WHAT YOU HAVE TO DO: Extract every record, keeping each one exactly as it is.
══ SOURCE MATERIAL ══
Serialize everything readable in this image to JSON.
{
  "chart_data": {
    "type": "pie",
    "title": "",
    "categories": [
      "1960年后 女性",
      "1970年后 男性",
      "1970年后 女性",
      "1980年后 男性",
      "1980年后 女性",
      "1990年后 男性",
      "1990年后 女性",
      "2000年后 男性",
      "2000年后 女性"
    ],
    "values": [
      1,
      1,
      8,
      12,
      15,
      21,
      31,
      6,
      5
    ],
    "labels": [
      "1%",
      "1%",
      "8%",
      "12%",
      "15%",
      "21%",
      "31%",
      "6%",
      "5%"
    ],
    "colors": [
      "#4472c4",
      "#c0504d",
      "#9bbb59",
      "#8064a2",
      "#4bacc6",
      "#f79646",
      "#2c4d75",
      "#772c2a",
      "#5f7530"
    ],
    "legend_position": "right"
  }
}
═══
REPLY TO THE TASK:
Serialize everything readable in this image to JSON.
{
  "chart_data": {
    "type": "pie",
    "title": "",
    "categories": [
      "1960年后 女性",
      "1970年后 男性",
      "1970年后 女性",
      "1980年后 男性",
      "1980年后 女性",
      "1990年后 男性",
      "1990年后 女性",
      "2000年后 男性",
      "2000年后 女性"
    ],
    "values": [
      1,
      1,
      8,
      12,
      15,
      21,
      31,
      6,
      5
    ],
    "labels": [
      "1%",
      "1%",
      "8%",
      "12%",
      "15%",
      "21%",
      "31%",
      "6%",
      "5%"
    ],
    "colors": [
      "#4472c4",
      "#c0504d",
      "#9bbb59",
      "#8064a2",
      "#4bacc6",
      "#f79646",
      "#2c4d75",
      "#772c2a",
      "#5f7530"
    ],
    "legend_position": "right"
  }
}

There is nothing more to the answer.